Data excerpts
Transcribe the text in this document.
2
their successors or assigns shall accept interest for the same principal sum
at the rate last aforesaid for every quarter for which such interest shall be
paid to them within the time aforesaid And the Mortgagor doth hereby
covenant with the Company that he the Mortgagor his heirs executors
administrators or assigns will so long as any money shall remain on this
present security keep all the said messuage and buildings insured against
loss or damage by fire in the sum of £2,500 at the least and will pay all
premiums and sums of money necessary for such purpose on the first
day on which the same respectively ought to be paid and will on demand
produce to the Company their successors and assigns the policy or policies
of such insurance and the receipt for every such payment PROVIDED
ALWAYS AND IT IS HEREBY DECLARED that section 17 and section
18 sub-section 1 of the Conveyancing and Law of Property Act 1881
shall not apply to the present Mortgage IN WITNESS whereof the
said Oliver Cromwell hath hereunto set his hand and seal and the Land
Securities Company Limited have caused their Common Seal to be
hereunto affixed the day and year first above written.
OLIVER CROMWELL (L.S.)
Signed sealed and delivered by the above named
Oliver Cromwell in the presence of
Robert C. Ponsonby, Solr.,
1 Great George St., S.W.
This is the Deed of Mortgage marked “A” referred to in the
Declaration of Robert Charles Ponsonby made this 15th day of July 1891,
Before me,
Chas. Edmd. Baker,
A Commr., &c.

What the task asks: Show all lines above holding "Mortgagor".

Solution to this problem:
paid to them within the time aforesaid And the Mortgagor doth hereby
covenant with the Company that he the Mortgagor his heirs executors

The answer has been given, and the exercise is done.